Below is some material; transcribe all of it exactly.

Start of DATA SHOWN

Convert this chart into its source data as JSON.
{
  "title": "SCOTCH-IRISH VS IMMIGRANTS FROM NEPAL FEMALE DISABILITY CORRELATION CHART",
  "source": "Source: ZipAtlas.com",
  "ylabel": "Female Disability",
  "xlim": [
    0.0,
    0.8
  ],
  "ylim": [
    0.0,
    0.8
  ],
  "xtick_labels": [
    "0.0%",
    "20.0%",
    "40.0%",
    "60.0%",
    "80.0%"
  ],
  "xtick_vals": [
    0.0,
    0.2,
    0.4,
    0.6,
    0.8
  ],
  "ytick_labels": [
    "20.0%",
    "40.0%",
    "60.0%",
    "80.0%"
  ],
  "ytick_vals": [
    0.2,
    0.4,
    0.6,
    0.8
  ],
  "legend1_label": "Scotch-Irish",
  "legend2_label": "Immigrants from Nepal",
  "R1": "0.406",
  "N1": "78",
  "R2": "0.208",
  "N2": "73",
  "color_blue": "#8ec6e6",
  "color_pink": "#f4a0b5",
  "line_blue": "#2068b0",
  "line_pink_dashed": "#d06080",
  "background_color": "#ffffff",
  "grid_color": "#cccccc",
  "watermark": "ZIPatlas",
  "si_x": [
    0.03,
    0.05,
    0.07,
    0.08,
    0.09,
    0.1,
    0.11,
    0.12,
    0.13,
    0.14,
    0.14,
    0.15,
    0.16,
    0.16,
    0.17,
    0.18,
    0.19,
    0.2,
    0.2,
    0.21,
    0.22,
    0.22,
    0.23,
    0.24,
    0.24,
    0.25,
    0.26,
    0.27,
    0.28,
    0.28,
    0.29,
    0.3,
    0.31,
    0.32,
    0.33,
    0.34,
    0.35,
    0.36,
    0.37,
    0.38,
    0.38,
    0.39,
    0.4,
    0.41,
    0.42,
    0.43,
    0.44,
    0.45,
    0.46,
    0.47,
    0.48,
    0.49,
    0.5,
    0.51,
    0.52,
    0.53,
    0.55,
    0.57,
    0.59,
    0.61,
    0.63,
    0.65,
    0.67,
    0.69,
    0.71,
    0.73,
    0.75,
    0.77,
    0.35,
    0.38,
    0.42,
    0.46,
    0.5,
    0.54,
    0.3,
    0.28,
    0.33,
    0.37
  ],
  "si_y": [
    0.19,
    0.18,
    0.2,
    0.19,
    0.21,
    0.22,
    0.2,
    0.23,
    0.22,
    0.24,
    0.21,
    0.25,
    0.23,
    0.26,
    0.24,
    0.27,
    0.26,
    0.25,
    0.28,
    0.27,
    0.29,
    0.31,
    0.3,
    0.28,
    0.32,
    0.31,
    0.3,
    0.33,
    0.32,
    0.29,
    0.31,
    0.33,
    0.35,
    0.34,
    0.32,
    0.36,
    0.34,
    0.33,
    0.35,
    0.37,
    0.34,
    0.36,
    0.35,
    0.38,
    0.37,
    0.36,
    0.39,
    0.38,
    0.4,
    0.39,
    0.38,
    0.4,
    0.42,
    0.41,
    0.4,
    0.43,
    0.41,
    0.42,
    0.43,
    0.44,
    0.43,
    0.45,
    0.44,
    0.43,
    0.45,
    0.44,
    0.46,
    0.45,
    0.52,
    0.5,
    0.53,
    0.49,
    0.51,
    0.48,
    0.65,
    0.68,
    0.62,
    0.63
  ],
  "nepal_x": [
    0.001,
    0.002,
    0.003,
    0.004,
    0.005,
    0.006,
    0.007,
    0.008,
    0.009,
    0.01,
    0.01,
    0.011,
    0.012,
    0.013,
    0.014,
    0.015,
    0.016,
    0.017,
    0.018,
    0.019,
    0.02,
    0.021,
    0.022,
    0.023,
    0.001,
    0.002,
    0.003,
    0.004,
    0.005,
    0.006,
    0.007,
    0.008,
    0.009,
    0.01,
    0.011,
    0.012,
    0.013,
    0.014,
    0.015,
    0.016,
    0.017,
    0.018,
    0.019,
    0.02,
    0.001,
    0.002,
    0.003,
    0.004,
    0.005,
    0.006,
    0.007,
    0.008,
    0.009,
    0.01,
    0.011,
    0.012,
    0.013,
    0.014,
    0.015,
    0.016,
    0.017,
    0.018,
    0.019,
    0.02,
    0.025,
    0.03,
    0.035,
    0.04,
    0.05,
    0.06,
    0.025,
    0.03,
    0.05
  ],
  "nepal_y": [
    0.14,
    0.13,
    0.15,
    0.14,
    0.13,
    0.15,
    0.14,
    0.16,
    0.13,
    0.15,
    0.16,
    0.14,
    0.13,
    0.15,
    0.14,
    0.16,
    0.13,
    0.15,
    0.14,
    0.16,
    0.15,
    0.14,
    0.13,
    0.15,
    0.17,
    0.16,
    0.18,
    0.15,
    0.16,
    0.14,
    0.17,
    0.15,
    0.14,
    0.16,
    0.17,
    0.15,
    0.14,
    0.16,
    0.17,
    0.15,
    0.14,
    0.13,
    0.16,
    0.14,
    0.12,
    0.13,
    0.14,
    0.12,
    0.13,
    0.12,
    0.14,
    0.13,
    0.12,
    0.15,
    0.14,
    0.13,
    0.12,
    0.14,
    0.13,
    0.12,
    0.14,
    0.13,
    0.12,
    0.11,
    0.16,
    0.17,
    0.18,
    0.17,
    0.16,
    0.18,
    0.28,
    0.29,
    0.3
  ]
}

End of DATA SHOWN

• **CORRECT ANSWER**
Convert this chart into its source data as JSON.
{
  "title": "SCOTCH-IRISH VS IMMIGRANTS FROM NEPAL FEMALE DISABILITY CORRELATION CHART",
  "source": "Source: ZipAtlas.com",
  "ylabel": "Female Disability",
  "xlim": [
    0.0,
    0.8
  ],
  "ylim": [
    0.0,
    0.8
  ],
  "xtick_labels": [
    "0.0%",
    "20.0%",
    "40.0%",
    "60.0%",
    "80.0%"
  ],
  "xtick_vals": [
    0.0,
    0.2,
    0.4,
    0.6,
    0.8
  ],
  "ytick_labels": [
    "20.0%",
    "40.0%",
    "60.0%",
    "80.0%"
  ],
  "ytick_vals": [
    0.2,
    0.4,
    0.6,
    0.8
  ],
  "legend1_label": "Scotch-Irish",
  "legend2_label": "Immigrants from Nepal",
  "R1": "0.406",
  "N1": "78",
  "R2": "0.208",
  "N2": "73",
  "color_blue": "#8ec6e6",
  "color_pink": "#f4a0b5",
  "line_blue": "#2068b0",
  "line_pink_dashed": "#d06080",
  "background_color": "#ffffff",
  "grid_color": "#cccccc",
  "watermark": "ZIPatlas",
  "si_x": [
    0.03,
    0.05,
    0.07,
    0.08,
    0.09,
    0.1,
    0.11,
    0.12,
    0.13,
    0.14,
    0.14,
    0.15,
    0.16,
    0.16,
    0.17,
    0.18,
    0.19,
    0.2,
    0.2,
    0.21,
    0.22,
    0.22,
    0.23,
    0.24,
    0.24,
    0.25,
    0.26,
    0.27,
    0.28,
    0.28,
    0.29,
    0.3,
    0.31,
    0.32,
    0.33,
    0.34,
    0.35,
    0.36,
    0.37,
    0.38,
    0.38,
    0.39,
    0.4,
    0.41,
    0.42,
    0.43,
    0.44,
    0.45,
    0.46,
    0.47,
    0.48,
    0.49,
    0.5,
    0.51,
    0.52,
    0.53,
    0.55,
    0.57,
    0.59,
    0.61,
    0.63,
    0.65,
    0.67,
    0.69,
    0.71,
    0.73,
    0.75,
    0.77,
    0.35,
    0.38,
    0.42,
    0.46,
    0.5,
    0.54,
    0.3,
    0.28,
    0.33,
    0.37
  ],
  "si_y": [
    0.19,
    0.18,
    0.2,
    0.19,
    0.21,
    0.22,
    0.2,
    0.23,
    0.22,
    0.24,
    0.21,
    0.25,
    0.23,
    0.26,
    0.24,
    0.27,
    0.26,
    0.25,
    0.28,
    0.27,
    0.29,
    0.31,
    0.3,
    0.28,
    0.32,
    0.31,
    0.3,
    0.33,
    0.32,
    0.29,
    0.31,
    0.33,
    0.35,
    0.34,
    0.32,
    0.36,
    0.34,
    0.33,
    0.35,
    0.37,
    0.34,
    0.36,
    0.35,
    0.38,
    0.37,
    0.36,
    0.39,
    0.38,
    0.4,
    0.39,
    0.38,
    0.4,
    0.42,
    0.41,
    0.4,
    0.43,
    0.41,
    0.42,
    0.43,
    0.44,
    0.43,
    0.45,
    0.44,
    0.43,
    0.45,
    0.44,
    0.46,
    0.45,
    0.52,
    0.5,
    0.53,
    0.49,
    0.51,
    0.48,
    0.65,
    0.68,
    0.62,
    0.63
  ],
  "nepal_x": [
    0.001,
    0.002,
    0.003,
    0.004,
    0.005,
    0.006,
    0.007,
    0.008,
    0.009,
    0.01,
    0.01,
    0.011,
    0.012,
    0.013,
    0.014,
    0.015,
    0.016,
    0.017,
    0.018,
    0.019,
    0.02,
    0.021,
    0.022,
    0.023,
    0.001,
    0.002,
    0.003,
    0.004,
    0.005,
    0.006,
    0.007,
    0.008,
    0.009,
    0.01,
    0.011,
    0.012,
    0.013,
    0.014,
    0.015,
    0.016,
    0.017,
    0.018,
    0.019,
    0.02,
    0.001,
    0.002,
    0.003,
    0.004,
    0.005,
    0.006,
    0.007,
    0.008,
    0.009,
    0.01,
    0.011,
    0.012,
    0.013,
    0.014,
    0.015,
    0.016,
    0.017,
    0.018,
    0.019,
    0.02,
    0.025,
    0.03,
    0.035,
    0.04,
    0.05,
    0.06,
    0.025,
    0.03,
    0.05
  ],
  "nepal_y": [
    0.14,
    0.13,
    0.15,
    0.14,
    0.13,
    0.15,
    0.14,
    0.16,
    0.13,
    0.15,
    0.16,
    0.14,
    0.13,
    0.15,
    0.14,
    0.16,
    0.13,
    0.15,
    0.14,
    0.16,
    0.15,
    0.14,
    0.13,
    0.15,
    0.17,
    0.16,
    0.18,
    0.15,
    0.16,
    0.14,
    0.17,
    0.15,
    0.14,
    0.16,
    0.17,
    0.15,
    0.14,
    0.16,
    0.17,
    0.15,
    0.14,
    0.13,
    0.16,
    0.14,
    0.12,
    0.13,
    0.14,
    0.12,
    0.13,
    0.12,
    0.14,
    0.13,
    0.12,
    0.15,
    0.14,
    0.13,
    0.12,
    0.14,
    0.13,
    0.12,
    0.14,
    0.13,
    0.12,
    0.11,
    0.16,
    0.17,
    0.18,
    0.17,
    0.16,
    0.18,
    0.28,
    0.29,
    0.3
  ]
}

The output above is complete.